- _YOUR GOAL_
Make an exact copy of all the records.

Raw records
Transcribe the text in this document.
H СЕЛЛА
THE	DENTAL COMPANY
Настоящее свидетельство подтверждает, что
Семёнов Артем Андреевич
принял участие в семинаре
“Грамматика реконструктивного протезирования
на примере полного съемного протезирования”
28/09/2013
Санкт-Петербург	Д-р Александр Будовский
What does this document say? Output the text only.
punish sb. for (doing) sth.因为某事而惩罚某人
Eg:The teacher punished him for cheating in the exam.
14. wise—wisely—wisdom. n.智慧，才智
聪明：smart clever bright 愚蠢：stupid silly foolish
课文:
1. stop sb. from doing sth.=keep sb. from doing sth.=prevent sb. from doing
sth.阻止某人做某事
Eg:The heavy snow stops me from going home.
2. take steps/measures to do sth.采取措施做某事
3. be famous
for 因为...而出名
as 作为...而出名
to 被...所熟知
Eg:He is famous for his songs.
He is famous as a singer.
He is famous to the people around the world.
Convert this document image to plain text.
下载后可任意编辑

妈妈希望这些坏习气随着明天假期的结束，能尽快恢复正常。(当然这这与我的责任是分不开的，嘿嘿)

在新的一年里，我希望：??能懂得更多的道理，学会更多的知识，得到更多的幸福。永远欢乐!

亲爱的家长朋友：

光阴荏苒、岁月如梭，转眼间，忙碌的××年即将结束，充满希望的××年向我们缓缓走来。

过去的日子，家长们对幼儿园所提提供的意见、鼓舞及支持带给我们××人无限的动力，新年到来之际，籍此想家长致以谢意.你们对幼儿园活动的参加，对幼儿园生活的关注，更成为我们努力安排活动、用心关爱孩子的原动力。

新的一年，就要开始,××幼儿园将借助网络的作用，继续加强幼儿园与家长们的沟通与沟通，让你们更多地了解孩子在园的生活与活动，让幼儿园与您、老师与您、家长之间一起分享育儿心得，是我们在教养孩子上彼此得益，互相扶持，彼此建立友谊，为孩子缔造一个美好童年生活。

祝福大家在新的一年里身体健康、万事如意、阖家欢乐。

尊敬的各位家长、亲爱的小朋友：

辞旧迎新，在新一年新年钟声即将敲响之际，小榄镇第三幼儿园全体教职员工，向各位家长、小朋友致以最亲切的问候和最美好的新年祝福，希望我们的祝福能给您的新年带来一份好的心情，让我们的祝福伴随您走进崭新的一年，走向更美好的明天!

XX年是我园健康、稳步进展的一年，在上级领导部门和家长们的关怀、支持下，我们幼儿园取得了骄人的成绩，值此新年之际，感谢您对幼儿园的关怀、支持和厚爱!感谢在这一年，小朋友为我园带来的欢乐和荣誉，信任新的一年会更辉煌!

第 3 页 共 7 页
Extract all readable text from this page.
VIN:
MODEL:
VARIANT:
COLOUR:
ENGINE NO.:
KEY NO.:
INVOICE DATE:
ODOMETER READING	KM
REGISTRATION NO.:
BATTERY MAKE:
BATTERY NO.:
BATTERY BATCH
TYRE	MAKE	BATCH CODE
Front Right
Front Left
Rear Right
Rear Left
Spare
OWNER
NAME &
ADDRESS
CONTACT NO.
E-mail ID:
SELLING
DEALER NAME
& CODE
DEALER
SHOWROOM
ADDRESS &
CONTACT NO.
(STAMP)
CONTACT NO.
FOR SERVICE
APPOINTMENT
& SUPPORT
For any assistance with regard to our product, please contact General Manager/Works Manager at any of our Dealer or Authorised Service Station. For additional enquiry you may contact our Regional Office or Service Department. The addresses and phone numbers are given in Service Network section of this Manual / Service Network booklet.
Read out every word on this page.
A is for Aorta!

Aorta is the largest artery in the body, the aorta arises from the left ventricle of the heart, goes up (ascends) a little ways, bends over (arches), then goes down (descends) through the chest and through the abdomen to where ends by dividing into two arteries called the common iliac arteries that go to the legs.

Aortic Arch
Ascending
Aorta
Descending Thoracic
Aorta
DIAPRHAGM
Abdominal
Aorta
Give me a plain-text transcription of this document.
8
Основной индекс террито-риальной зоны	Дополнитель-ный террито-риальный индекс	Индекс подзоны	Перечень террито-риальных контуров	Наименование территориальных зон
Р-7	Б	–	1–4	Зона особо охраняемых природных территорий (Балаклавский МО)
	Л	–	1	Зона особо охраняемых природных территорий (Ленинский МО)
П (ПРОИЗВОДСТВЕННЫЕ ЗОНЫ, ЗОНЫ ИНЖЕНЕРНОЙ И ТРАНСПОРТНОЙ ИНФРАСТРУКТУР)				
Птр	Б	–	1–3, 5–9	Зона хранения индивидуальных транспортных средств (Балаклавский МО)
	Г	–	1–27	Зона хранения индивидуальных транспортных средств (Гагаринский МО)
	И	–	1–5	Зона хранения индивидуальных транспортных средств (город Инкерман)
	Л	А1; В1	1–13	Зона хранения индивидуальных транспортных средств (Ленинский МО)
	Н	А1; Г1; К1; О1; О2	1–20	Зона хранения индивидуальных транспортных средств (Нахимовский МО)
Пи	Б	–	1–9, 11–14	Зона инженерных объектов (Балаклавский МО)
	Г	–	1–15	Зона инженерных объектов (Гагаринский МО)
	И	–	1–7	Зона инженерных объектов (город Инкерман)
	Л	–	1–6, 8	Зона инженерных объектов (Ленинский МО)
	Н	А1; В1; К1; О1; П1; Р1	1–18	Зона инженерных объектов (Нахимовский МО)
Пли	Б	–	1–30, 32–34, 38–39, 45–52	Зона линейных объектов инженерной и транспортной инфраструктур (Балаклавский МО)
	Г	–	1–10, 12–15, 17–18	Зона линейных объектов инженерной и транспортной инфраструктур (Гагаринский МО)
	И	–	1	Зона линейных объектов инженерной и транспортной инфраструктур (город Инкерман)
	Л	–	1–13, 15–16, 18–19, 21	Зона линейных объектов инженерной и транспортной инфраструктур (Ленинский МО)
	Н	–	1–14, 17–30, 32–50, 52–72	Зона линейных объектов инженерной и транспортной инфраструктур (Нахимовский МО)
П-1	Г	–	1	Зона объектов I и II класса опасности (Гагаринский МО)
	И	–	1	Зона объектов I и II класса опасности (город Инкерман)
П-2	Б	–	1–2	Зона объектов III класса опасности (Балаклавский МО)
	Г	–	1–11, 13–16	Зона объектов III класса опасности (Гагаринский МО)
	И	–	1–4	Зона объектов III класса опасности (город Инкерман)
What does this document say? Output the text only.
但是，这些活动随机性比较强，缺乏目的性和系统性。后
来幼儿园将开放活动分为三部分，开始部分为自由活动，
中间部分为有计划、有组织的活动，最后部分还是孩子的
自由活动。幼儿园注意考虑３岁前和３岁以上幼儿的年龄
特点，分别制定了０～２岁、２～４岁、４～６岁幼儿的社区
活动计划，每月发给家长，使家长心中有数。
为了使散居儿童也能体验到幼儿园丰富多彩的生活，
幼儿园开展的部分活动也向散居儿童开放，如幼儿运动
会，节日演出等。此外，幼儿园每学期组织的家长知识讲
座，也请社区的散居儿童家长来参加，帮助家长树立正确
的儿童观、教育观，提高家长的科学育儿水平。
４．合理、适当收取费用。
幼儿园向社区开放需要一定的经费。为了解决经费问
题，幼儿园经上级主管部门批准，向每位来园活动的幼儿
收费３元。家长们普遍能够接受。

- _COMPLETE ANSWER_
Transcribe the text in this document.
H СЕЛЛА
THE	DENTAL COMPANY
Настоящее свидетельство подтверждает, что
Семёнов Артем Андреевич
принял участие в семинаре
“Грамматика реконструктивного протезирования
на примере полного съемного протезирования”
28/09/2013
Санкт-Петербург	Д-р Александр Будовский
What does this document say? Output the text only.
punish sb. for (doing) sth.因为某事而惩罚某人
Eg:The teacher punished him for cheating in the exam.
14. wise—wisely—wisdom. n.智慧，才智
聪明：smart clever bright 愚蠢：stupid silly foolish
课文:
1. stop sb. from doing sth.=keep sb. from doing sth.=prevent sb. from doing
sth.阻止某人做某事
Eg:The heavy snow stops me from going home.
2. take steps/measures to do sth.采取措施做某事
3. be famous
for 因为...而出名
as 作为...而出名
to 被...所熟知
Eg:He is famous for his songs.
He is famous as a singer.
He is famous to the people around the world.
Convert this document image to plain text.
下载后可任意编辑

妈妈希望这些坏习气随着明天假期的结束，能尽快恢复正常。(当然这这与我的责任是分不开的，嘿嘿)

在新的一年里，我希望：??能懂得更多的道理，学会更多的知识，得到更多的幸福。永远欢乐!

亲爱的家长朋友：

光阴荏苒、岁月如梭，转眼间，忙碌的××年即将结束，充满希望的××年向我们缓缓走来。

过去的日子，家长们对幼儿园所提提供的意见、鼓舞及支持带给我们××人无限的动力，新年到来之际，籍此想家长致以谢意.你们对幼儿园活动的参加，对幼儿园生活的关注，更成为我们努力安排活动、用心关爱孩子的原动力。

新的一年，就要开始,××幼儿园将借助网络的作用，继续加强幼儿园与家长们的沟通与沟通，让你们更多地了解孩子在园的生活与活动，让幼儿园与您、老师与您、家长之间一起分享育儿心得，是我们在教养孩子上彼此得益，互相扶持，彼此建立友谊，为孩子缔造一个美好童年生活。

祝福大家在新的一年里身体健康、万事如意、阖家欢乐。

尊敬的各位家长、亲爱的小朋友：

辞旧迎新，在新一年新年钟声即将敲响之际，小榄镇第三幼儿园全体教职员工，向各位家长、小朋友致以最亲切的问候和最美好的新年祝福，希望我们的祝福能给您的新年带来一份好的心情，让我们的祝福伴随您走进崭新的一年，走向更美好的明天!

XX年是我园健康、稳步进展的一年，在上级领导部门和家长们的关怀、支持下，我们幼儿园取得了骄人的成绩，值此新年之际，感谢您对幼儿园的关怀、支持和厚爱!感谢在这一年，小朋友为我园带来的欢乐和荣誉，信任新的一年会更辉煌!

第 3 页 共 7 页
Extract all readable text from this page.
VIN:
MODEL:
VARIANT:
COLOUR:
ENGINE NO.:
KEY NO.:
INVOICE DATE:
ODOMETER READING	KM
REGISTRATION NO.:
BATTERY MAKE:
BATTERY NO.:
BATTERY BATCH
TYRE	MAKE	BATCH CODE
Front Right
Front Left
Rear Right
Rear Left
Spare
OWNER
NAME &
ADDRESS
CONTACT NO.
E-mail ID:
SELLING
DEALER NAME
& CODE
DEALER
SHOWROOM
ADDRESS &
CONTACT NO.
(STAMP)
CONTACT NO.
FOR SERVICE
APPOINTMENT
& SUPPORT
For any assistance with regard to our product, please contact General Manager/Works Manager at any of our Dealer or Authorised Service Station. For additional enquiry you may contact our Regional Office or Service Department. The addresses and phone numbers are given in Service Network section of this Manual / Service Network booklet.
Read out every word on this page.
A is for Aorta!

Aorta is the largest artery in the body, the aorta arises from the left ventricle of the heart, goes up (ascends) a little ways, bends over (arches), then goes down (descends) through the chest and through the abdomen to where ends by dividing into two arteries called the common iliac arteries that go to the legs.

Aortic Arch
Ascending
Aorta
Descending Thoracic
Aorta
DIAPRHAGM
Abdominal
Aorta
Give me a plain-text transcription of this document.
8
Основной индекс террито-риальной зоны	Дополнитель-ный террито-риальный индекс	Индекс подзоны	Перечень террито-риальных контуров	Наименование территориальных зон
Р-7	Б	–	1–4	Зона особо охраняемых природных территорий (Балаклавский МО)
	Л	–	1	Зона особо охраняемых природных территорий (Ленинский МО)
П (ПРОИЗВОДСТВЕННЫЕ ЗОНЫ, ЗОНЫ ИНЖЕНЕРНОЙ И ТРАНСПОРТНОЙ ИНФРАСТРУКТУР)				
Птр	Б	–	1–3, 5–9	Зона хранения индивидуальных транспортных средств (Балаклавский МО)
	Г	–	1–27	Зона хранения индивидуальных транспортных средств (Гагаринский МО)
	И	–	1–5	Зона хранения индивидуальных транспортных средств (город Инкерман)
	Л	А1; В1	1–13	Зона хранения индивидуальных транспортных средств (Ленинский МО)
	Н	А1; Г1; К1; О1; О2	1–20	Зона хранения индивидуальных транспортных средств (Нахимовский МО)
Пи	Б	–	1–9, 11–14	Зона инженерных объектов (Балаклавский МО)
	Г	–	1–15	Зона инженерных объектов (Гагаринский МО)
	И	–	1–7	Зона инженерных объектов (город Инкерман)
	Л	–	1–6, 8	Зона инженерных объектов (Ленинский МО)
	Н	А1; В1; К1; О1; П1; Р1	1–18	Зона инженерных объектов (Нахимовский МО)
Пли	Б	–	1–30, 32–34, 38–39, 45–52	Зона линейных объектов инженерной и транспортной инфраструктур (Балаклавский МО)
	Г	–	1–10, 12–15, 17–18	Зона линейных объектов инженерной и транспортной инфраструктур (Гагаринский МО)
	И	–	1	Зона линейных объектов инженерной и транспортной инфраструктур (город Инкерман)
	Л	–	1–13, 15–16, 18–19, 21	Зона линейных объектов инженерной и транспортной инфраструктур (Ленинский МО)
	Н	–	1–14, 17–30, 32–50, 52–72	Зона линейных объектов инженерной и транспортной инфраструктур (Нахимовский МО)
П-1	Г	–	1	Зона объектов I и II класса опасности (Гагаринский МО)
	И	–	1	Зона объектов I и II класса опасности (город Инкерман)
П-2	Б	–	1–2	Зона объектов III класса опасности (Балаклавский МО)
	Г	–	1–11, 13–16	Зона объектов III класса опасности (Гагаринский МО)
	И	–	1–4	Зона объектов III класса опасности (город Инкерман)
What does this document say? Output the text only.
但是，这些活动随机性比较强，缺乏目的性和系统性。后
来幼儿园将开放活动分为三部分，开始部分为自由活动，
中间部分为有计划、有组织的活动，最后部分还是孩子的
自由活动。幼儿园注意考虑３岁前和３岁以上幼儿的年龄
特点，分别制定了０～２岁、２～４岁、４～６岁幼儿的社区
活动计划，每月发给家长，使家长心中有数。
为了使散居儿童也能体验到幼儿园丰富多彩的生活，
幼儿园开展的部分活动也向散居儿童开放，如幼儿运动
会，节日演出等。此外，幼儿园每学期组织的家长知识讲
座，也请社区的散居儿童家长来参加，帮助家长树立正确
的儿童观、教育观，提高家长的科学育儿水平。
４．合理、适当收取费用。
幼儿园向社区开放需要一定的经费。为了解决经费问
题，幼儿园经上级主管部门批准，向每位来园活动的幼儿
收费３元。家长们普遍能够接受。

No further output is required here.